Source records =

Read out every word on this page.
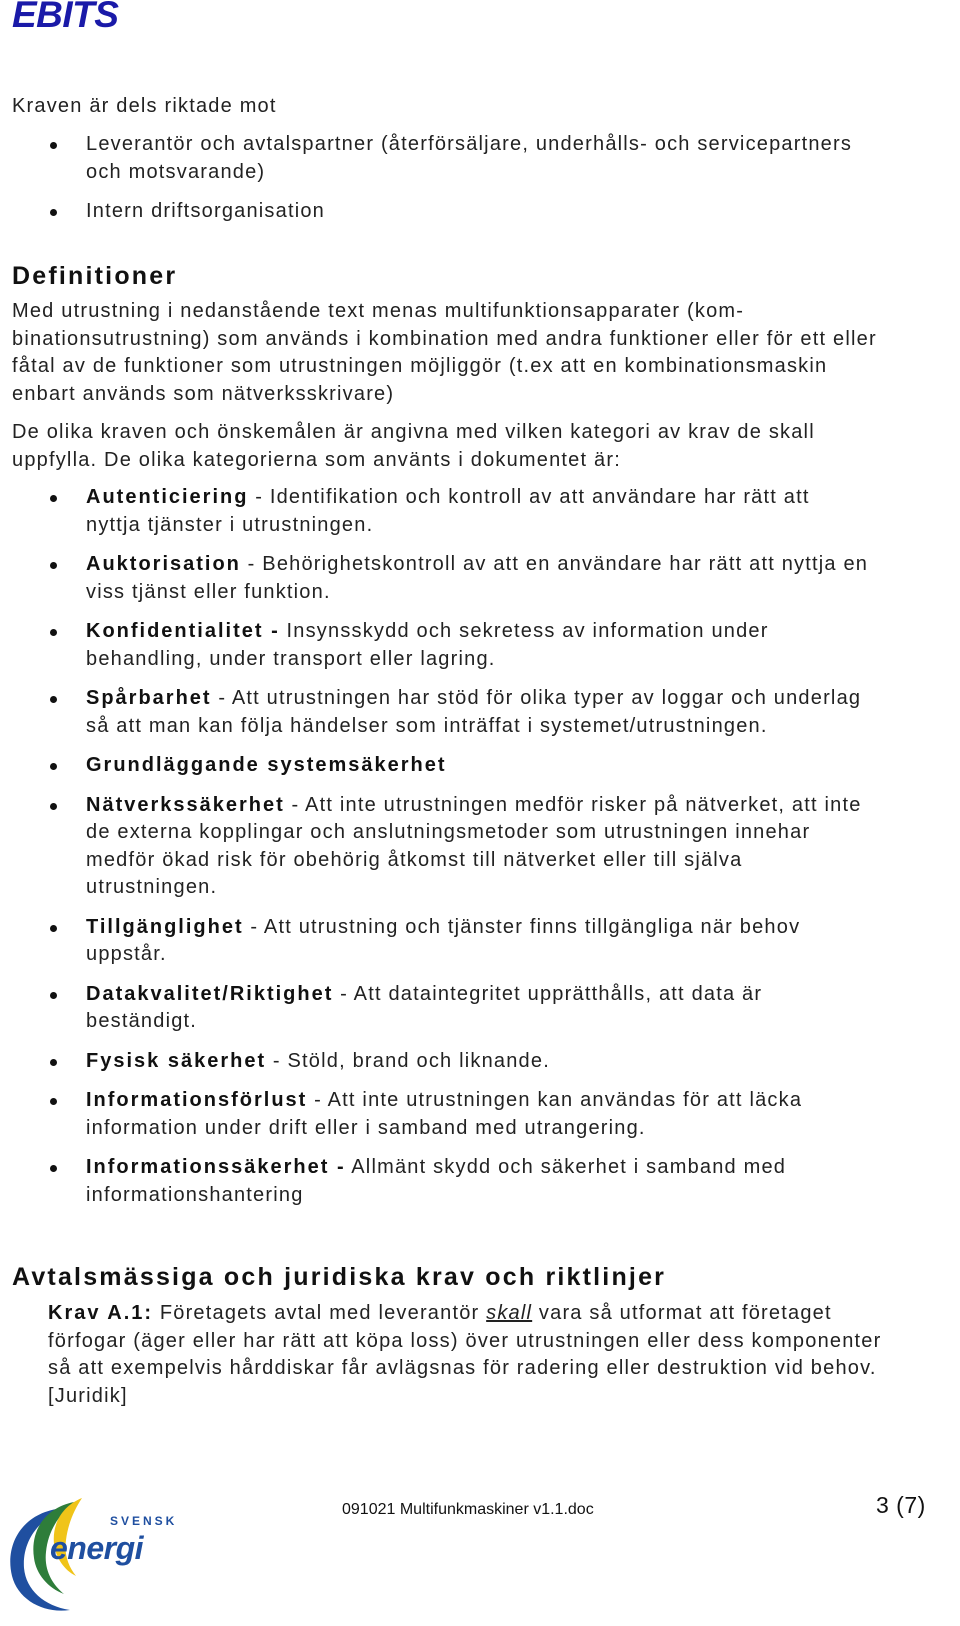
EBITS

Kraven är dels riktade mot

Leverantör och avtalspartner (återförsäljare, underhålls- och servicepartners och motsvarande)
Intern driftsorganisation
Definitioner

Med utrustning i nedanstående text menas multifunktionsapparater (kombinationsutrustning) som används i kombination med andra funktioner eller för ett eller fåtal av de funktioner som utrustningen möjliggör (t.ex att en kombinationsmaskin enbart används som nätverksskrivare)

De olika kraven och önskemålen är angivna med vilken kategori av krav de skall uppfylla. De olika kategorierna som använts i dokumentet är:

Autenticiering - Identifikation och kontroll av att användare har rätt att nyttja tjänster i utrustningen.
Auktorisation - Behörighetskontroll av att en användare har rätt att nyttja en viss tjänst eller funktion.
Konfidentialitet - Insynsskydd och sekretess av information under behandling, under transport eller lagring.
Spårbarhet - Att utrustningen har stöd för olika typer av loggar och underlag så att man kan följa händelser som inträffat i systemet/utrustningen.
Grundläggande systemsäkerhet
Nätverkssäkerhet - Att inte utrustningen medför risker på nätverket, att inte de externa kopplingar och anslutningsmetoder som utrustningen innehar medför ökad risk för obehörig åtkomst till nätverket eller till själva utrustningen.
Tillgänglighet - Att utrustning och tjänster finns tillgängliga när behov uppstår.
Datakvalitet/Riktighet - Att dataintegritet upprätthålls, att data är beständigt.
Fysisk säkerhet - Stöld, brand och liknande.
Informationsförlust - Att inte utrustningen kan användas för att läcka information under drift eller i samband med utrangering.
Informationssäkerhet - Allmänt skydd och säkerhet i samband med informationshantering
Avtalsmässiga och juridiska krav och riktlinjer

Krav A.1: Företagets avtal med leverantör skall vara så utformat att företaget förfogar (äger eller har rätt att köpa loss) över utrustningen eller dess komponenter så att exempelvis hårddiskar får avlägsnas för radering eller destruktion vid behov. [Juridik]

SVENSK
energi
091021 Multifunkmaskiner v1.1.doc	3 (7)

Given instruction = Scan the records above for the string "användare", then report every line that contains it.

Exercise answer =
Autenticiering - Identifikation och kontroll av att användare har rätt att nyttja tjänster i utrustningen.
Auktorisation - Behörighetskontroll av att en användare har rätt att nyttja en viss tjänst eller funktion.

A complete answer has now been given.